## Task details:
The complete listing should be restated exactly.

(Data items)
※

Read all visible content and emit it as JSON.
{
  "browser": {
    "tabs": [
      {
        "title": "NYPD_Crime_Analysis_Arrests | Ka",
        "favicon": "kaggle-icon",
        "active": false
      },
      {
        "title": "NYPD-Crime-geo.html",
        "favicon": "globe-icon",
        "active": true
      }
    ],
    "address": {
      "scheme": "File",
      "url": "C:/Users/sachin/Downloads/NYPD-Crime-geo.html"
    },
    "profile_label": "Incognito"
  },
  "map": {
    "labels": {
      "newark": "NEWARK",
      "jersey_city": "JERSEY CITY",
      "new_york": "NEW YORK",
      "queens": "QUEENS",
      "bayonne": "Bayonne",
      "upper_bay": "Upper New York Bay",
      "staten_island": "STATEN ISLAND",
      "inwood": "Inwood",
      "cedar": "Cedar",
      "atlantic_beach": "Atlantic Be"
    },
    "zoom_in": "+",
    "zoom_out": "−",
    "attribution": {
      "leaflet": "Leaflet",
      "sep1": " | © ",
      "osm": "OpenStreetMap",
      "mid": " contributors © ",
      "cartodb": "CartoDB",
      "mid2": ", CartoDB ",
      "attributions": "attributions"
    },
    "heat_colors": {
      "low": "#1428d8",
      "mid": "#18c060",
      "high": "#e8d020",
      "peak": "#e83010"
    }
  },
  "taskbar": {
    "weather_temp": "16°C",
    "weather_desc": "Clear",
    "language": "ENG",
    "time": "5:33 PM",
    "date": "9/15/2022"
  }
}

※

## Solution to this exercise:
Read all visible content and emit it as JSON.
{
  "browser": {
    "tabs": [
      {
        "title": "NYPD_Crime_Analysis_Arrests | Ka",
        "favicon": "kaggle-icon",
        "active": false
      },
      {
        "title": "NYPD-Crime-geo.html",
        "favicon": "globe-icon",
        "active": true
      }
    ],
    "address": {
      "scheme": "File",
      "url": "C:/Users/sachin/Downloads/NYPD-Crime-geo.html"
    },
    "profile_label": "Incognito"
  },
  "map": {
    "labels": {
      "newark": "NEWARK",
      "jersey_city": "JERSEY CITY",
      "new_york": "NEW YORK",
      "queens": "QUEENS",
      "bayonne": "Bayonne",
      "upper_bay": "Upper New York Bay",
      "staten_island": "STATEN ISLAND",
      "inwood": "Inwood",
      "cedar": "Cedar",
      "atlantic_beach": "Atlantic Be"
    },
    "zoom_in": "+",
    "zoom_out": "−",
    "attribution": {
      "leaflet": "Leaflet",
      "sep1": " | © ",
      "osm": "OpenStreetMap",
      "mid": " contributors © ",
      "cartodb": "CartoDB",
      "mid2": ", CartoDB ",
      "attributions": "attributions"
    },
    "heat_colors": {
      "low": "#1428d8",
      "mid": "#18c060",
      "high": "#e8d020",
      "peak": "#e83010"
    }
  },
  "taskbar": {
    "weather_temp": "16°C",
    "weather_desc": "Clear",
    "language": "ENG",
    "time": "5:33 PM",
    "date": "9/15/2022"
  }
}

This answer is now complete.